>> START Data shown
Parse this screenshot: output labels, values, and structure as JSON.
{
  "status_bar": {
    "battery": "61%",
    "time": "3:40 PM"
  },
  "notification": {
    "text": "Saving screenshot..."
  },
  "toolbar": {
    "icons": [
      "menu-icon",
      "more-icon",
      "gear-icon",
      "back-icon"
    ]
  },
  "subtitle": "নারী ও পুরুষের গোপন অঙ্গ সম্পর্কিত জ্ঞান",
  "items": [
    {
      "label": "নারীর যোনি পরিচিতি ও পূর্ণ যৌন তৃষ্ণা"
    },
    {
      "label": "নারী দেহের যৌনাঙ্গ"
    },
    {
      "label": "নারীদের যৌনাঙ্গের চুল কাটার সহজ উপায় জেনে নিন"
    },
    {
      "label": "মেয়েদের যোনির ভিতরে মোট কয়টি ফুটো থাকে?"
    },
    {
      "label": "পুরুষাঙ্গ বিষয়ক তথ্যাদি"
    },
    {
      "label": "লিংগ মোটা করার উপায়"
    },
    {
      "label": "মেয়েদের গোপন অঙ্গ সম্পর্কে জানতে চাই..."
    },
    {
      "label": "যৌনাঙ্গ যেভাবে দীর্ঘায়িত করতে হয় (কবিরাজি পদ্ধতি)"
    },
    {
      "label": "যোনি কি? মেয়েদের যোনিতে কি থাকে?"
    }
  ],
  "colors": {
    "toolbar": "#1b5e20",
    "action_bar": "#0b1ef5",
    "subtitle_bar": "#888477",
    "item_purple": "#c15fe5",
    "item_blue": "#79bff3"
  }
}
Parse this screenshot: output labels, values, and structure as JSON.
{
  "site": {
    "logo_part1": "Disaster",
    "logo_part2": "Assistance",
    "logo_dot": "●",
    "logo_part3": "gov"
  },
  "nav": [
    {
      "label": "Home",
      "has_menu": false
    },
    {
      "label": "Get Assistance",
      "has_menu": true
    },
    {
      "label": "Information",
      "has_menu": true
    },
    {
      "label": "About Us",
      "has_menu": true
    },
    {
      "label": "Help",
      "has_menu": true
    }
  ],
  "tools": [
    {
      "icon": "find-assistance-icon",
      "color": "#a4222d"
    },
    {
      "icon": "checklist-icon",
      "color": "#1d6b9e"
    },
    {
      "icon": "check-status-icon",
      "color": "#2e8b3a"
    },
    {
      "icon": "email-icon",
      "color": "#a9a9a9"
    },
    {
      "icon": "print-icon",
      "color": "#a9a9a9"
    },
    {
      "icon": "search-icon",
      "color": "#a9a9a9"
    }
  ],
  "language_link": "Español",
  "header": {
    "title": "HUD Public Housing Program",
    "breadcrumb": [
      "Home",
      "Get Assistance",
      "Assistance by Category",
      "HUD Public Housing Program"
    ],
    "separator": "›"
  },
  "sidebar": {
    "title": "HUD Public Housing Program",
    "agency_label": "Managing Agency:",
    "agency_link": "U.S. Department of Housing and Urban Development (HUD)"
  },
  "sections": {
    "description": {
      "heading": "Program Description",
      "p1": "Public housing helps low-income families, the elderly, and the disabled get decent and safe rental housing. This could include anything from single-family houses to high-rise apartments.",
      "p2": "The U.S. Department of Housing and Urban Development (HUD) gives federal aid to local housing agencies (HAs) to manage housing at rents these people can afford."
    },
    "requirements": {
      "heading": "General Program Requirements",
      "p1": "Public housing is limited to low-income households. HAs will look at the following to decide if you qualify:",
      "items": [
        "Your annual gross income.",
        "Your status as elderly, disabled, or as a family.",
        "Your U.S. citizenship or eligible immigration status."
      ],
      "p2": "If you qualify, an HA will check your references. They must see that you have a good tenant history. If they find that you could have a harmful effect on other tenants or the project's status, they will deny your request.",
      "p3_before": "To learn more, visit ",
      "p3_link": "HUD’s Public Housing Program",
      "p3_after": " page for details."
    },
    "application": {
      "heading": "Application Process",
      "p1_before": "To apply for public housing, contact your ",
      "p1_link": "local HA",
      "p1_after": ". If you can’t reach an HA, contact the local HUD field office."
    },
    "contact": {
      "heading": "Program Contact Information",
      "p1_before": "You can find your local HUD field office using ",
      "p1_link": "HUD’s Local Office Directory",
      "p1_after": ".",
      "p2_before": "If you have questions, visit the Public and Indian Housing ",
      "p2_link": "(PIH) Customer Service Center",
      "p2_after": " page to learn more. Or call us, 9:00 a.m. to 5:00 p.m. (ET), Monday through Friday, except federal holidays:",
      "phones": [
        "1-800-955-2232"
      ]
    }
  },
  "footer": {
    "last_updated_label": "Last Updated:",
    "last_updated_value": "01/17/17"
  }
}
>> END Data shown
● **Exercise description**
Print the listing above in full, exactly as it is.

● **Written reply**
Parse this screenshot: output labels, values, and structure as JSON.
{
  "status_bar": {
    "battery": "61%",
    "time": "3:40 PM"
  },
  "notification": {
    "text": "Saving screenshot..."
  },
  "toolbar": {
    "icons": [
      "menu-icon",
      "more-icon",
      "gear-icon",
      "back-icon"
    ]
  },
  "subtitle": "নারী ও পুরুষের গোপন অঙ্গ সম্পর্কিত জ্ঞান",
  "items": [
    {
      "label": "নারীর যোনি পরিচিতি ও পূর্ণ যৌন তৃষ্ণা"
    },
    {
      "label": "নারী দেহের যৌনাঙ্গ"
    },
    {
      "label": "নারীদের যৌনাঙ্গের চুল কাটার সহজ উপায় জেনে নিন"
    },
    {
      "label": "মেয়েদের যোনির ভিতরে মোট কয়টি ফুটো থাকে?"
    },
    {
      "label": "পুরুষাঙ্গ বিষয়ক তথ্যাদি"
    },
    {
      "label": "লিংগ মোটা করার উপায়"
    },
    {
      "label": "মেয়েদের গোপন অঙ্গ সম্পর্কে জানতে চাই..."
    },
    {
      "label": "যৌনাঙ্গ যেভাবে দীর্ঘায়িত করতে হয় (কবিরাজি পদ্ধতি)"
    },
    {
      "label": "যোনি কি? মেয়েদের যোনিতে কি থাকে?"
    }
  ],
  "colors": {
    "toolbar": "#1b5e20",
    "action_bar": "#0b1ef5",
    "subtitle_bar": "#888477",
    "item_purple": "#c15fe5",
    "item_blue": "#79bff3"
  }
}
Parse this screenshot: output labels, values, and structure as JSON.
{
  "site": {
    "logo_part1": "Disaster",
    "logo_part2": "Assistance",
    "logo_dot": "●",
    "logo_part3": "gov"
  },
  "nav": [
    {
      "label": "Home",
      "has_menu": false
    },
    {
      "label": "Get Assistance",
      "has_menu": true
    },
    {
      "label": "Information",
      "has_menu": true
    },
    {
      "label": "About Us",
      "has_menu": true
    },
    {
      "label": "Help",
      "has_menu": true
    }
  ],
  "tools": [
    {
      "icon": "find-assistance-icon",
      "color": "#a4222d"
    },
    {
      "icon": "checklist-icon",
      "color": "#1d6b9e"
    },
    {
      "icon": "check-status-icon",
      "color": "#2e8b3a"
    },
    {
      "icon": "email-icon",
      "color": "#a9a9a9"
    },
    {
      "icon": "print-icon",
      "color": "#a9a9a9"
    },
    {
      "icon": "search-icon",
      "color": "#a9a9a9"
    }
  ],
  "language_link": "Español",
  "header": {
    "title": "HUD Public Housing Program",
    "breadcrumb": [
      "Home",
      "Get Assistance",
      "Assistance by Category",
      "HUD Public Housing Program"
    ],
    "separator": "›"
  },
  "sidebar": {
    "title": "HUD Public Housing Program",
    "agency_label": "Managing Agency:",
    "agency_link": "U.S. Department of Housing and Urban Development (HUD)"
  },
  "sections": {
    "description": {
      "heading": "Program Description",
      "p1": "Public housing helps low-income families, the elderly, and the disabled get decent and safe rental housing. This could include anything from single-family houses to high-rise apartments.",
      "p2": "The U.S. Department of Housing and Urban Development (HUD) gives federal aid to local housing agencies (HAs) to manage housing at rents these people can afford."
    },
    "requirements": {
      "heading": "General Program Requirements",
      "p1": "Public housing is limited to low-income households. HAs will look at the following to decide if you qualify:",
      "items": [
        "Your annual gross income.",
        "Your status as elderly, disabled, or as a family.",
        "Your U.S. citizenship or eligible immigration status."
      ],
      "p2": "If you qualify, an HA will check your references. They must see that you have a good tenant history. If they find that you could have a harmful effect on other tenants or the project's status, they will deny your request.",
      "p3_before": "To learn more, visit ",
      "p3_link": "HUD’s Public Housing Program",
      "p3_after": " page for details."
    },
    "application": {
      "heading": "Application Process",
      "p1_before": "To apply for public housing, contact your ",
      "p1_link": "local HA",
      "p1_after": ". If you can’t reach an HA, contact the local HUD field office."
    },
    "contact": {
      "heading": "Program Contact Information",
      "p1_before": "You can find your local HUD field office using ",
      "p1_link": "HUD’s Local Office Directory",
      "p1_after": ".",
      "p2_before": "If you have questions, visit the Public and Indian Housing ",
      "p2_link": "(PIH) Customer Service Center",
      "p2_after": " page to learn more. Or call us, 9:00 a.m. to 5:00 p.m. (ET), Monday through Friday, except federal holidays:",
      "phones": [
        "1-800-955-2232"
      ]
    }
  },
  "footer": {
    "last_updated_label": "Last Updated:",
    "last_updated_value": "01/17/17"
  }
}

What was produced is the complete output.